*EXTRACTED TEXT:*
2011-08-04 Thread Brendan Eich
A week late, I missed some of the morning due to a conflict. Thanks to Alex 
Russell for whiteboard photos. Others in attendance, please fill in and correct 
as needed. Thanks.

== Overview of initial working draft for 6th edition and discuss work flow for 
developing 6th edition draft ==

Allen presented the draft 6th edition and how best to develop it:

http://wiki.ecmascript.org/doku.php?id=harmony:specification_drafts

The phrase extended code as a way of specifying semantics for Harmony above 
and beyond strict mode code received some discussion (I missed most of it). 
In the end no one had a better term than extended.

Allen also presented the use of cover grammars (Supplemental Syntax) to 
specify destructuring assignment and possibly other syntactic extensions. The 
problem here is that an LR(1) grammar cannot distinguish an object or array 
literal from a destructuring pattern of the same form, until parsing reaches 
the '=' after the pattern. GLR or ordered choice top-down parsing techniques 
can cope, but LR(1) and therefore LL(1) cannot -- such an LR(1) grammar is 
ambiguous.

Page layout parsing data
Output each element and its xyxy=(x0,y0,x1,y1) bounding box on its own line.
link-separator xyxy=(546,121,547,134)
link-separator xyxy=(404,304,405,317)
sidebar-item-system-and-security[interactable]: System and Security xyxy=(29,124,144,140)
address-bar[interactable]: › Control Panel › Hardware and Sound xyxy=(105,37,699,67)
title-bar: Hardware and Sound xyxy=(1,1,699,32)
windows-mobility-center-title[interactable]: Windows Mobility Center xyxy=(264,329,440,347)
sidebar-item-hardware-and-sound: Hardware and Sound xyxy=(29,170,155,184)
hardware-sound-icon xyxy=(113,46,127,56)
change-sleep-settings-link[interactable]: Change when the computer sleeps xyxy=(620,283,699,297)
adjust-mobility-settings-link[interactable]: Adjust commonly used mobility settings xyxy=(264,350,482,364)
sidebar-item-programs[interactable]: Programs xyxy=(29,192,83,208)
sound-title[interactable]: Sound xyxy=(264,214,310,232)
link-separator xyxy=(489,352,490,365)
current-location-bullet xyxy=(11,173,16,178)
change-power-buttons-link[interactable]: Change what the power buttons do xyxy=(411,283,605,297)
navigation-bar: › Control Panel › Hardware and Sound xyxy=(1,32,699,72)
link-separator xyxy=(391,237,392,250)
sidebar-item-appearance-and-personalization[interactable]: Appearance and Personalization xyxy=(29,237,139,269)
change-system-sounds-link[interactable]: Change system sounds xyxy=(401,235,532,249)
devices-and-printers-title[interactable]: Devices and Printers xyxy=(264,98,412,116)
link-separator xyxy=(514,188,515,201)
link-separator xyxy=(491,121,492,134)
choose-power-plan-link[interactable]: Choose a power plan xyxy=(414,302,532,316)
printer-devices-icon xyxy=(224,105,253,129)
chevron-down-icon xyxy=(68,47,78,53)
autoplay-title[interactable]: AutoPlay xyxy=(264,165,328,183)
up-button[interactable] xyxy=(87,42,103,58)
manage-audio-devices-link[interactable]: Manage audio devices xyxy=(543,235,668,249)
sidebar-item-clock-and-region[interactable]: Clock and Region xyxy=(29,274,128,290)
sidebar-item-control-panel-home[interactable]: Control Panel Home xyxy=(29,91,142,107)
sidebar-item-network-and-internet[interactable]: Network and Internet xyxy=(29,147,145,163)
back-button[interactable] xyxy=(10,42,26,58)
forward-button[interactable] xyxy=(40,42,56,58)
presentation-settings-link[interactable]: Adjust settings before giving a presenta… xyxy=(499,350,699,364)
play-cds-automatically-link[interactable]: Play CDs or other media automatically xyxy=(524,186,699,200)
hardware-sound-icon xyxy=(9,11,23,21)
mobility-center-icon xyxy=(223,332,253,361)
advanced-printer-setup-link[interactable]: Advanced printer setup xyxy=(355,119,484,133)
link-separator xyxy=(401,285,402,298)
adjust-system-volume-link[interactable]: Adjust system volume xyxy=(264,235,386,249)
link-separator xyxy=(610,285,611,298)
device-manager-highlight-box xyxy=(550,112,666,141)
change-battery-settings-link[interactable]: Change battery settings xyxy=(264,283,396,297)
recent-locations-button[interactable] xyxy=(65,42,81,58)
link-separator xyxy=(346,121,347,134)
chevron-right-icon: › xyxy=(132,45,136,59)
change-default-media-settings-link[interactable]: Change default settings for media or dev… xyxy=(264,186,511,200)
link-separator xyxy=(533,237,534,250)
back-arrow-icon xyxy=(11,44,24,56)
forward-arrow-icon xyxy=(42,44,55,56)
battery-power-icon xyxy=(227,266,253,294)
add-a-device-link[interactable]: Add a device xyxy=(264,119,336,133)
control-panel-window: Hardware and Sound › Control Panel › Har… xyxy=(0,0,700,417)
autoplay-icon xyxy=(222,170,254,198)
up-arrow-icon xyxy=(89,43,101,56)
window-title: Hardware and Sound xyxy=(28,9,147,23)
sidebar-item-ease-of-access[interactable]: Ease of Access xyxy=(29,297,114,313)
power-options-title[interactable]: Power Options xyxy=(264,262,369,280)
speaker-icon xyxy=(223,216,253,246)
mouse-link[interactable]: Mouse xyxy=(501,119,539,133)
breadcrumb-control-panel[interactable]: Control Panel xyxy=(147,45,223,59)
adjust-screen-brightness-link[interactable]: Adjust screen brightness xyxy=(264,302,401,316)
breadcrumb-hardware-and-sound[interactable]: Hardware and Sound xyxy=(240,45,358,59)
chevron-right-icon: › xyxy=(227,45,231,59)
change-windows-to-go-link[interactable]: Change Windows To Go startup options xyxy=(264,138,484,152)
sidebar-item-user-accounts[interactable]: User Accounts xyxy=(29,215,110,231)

*TASKS:*
**A.** Copy out everything in the meeting notes from "The phrase extended" down to "term than extended.".
**B.** Continue the meeting notes from the point where they stop.

*OUTPUTS BY TASK:*
**A.**
The phrase extended code as a way of specifying semantics for Harmony above 
and beyond strict mode code received some discussion (I missed most of it). 
In the end no one had a better term than extended.

**B.**
Note that ES1-5 cope with the existing ambiguity where x.y.z and x.y.z = w both 
start with a member expression by pushing the ambiguity off to the semantics, 
creating a spec-internal Reference type, which remembers the base object (what 
x.y evaluated to) and property name ('z'), and only getting the value 
(GetValue) if the x.y.z expression is an rvalue, otherwise using the Reference 
type lvalue  to assign to the named property (PutValue).

Computing a Reference tree or minimal AST for whole and arbitrarily large 
literal patterns, to defer evaluation till an assignment operator is parsed and 
we know the pattern is a destructuring lvalue rather than an object/array 
literal rvalue (after which GetValue or PutValue would process the tree 
according to its rvalue or lvalue nature) is not feasible.

This is due to the generality of the PropertyAssignment and  ElementList 
productions' AssignmentExpressions, which may embed function expressions and 
thus most of the grammar. We do not want to add an explicit and nearly-complete 
parse tree or AST to the spec.

The committee seemed to agree that the cover grammar approach seems like the 
best technique.

== Review/resolve open issues and change requests for 6 edition ==

https://bugs.ecmascript.org/buglist.cgi?order=Importancelist_id=384field0-0-0=flagtypes.nameresolution=---query_format=advancedtype0-0-0=substringvalue0-0-0=TC39product=Draft%20for%206th%20Edition

(Bug rows from the above query follow, starting with bug numbers.)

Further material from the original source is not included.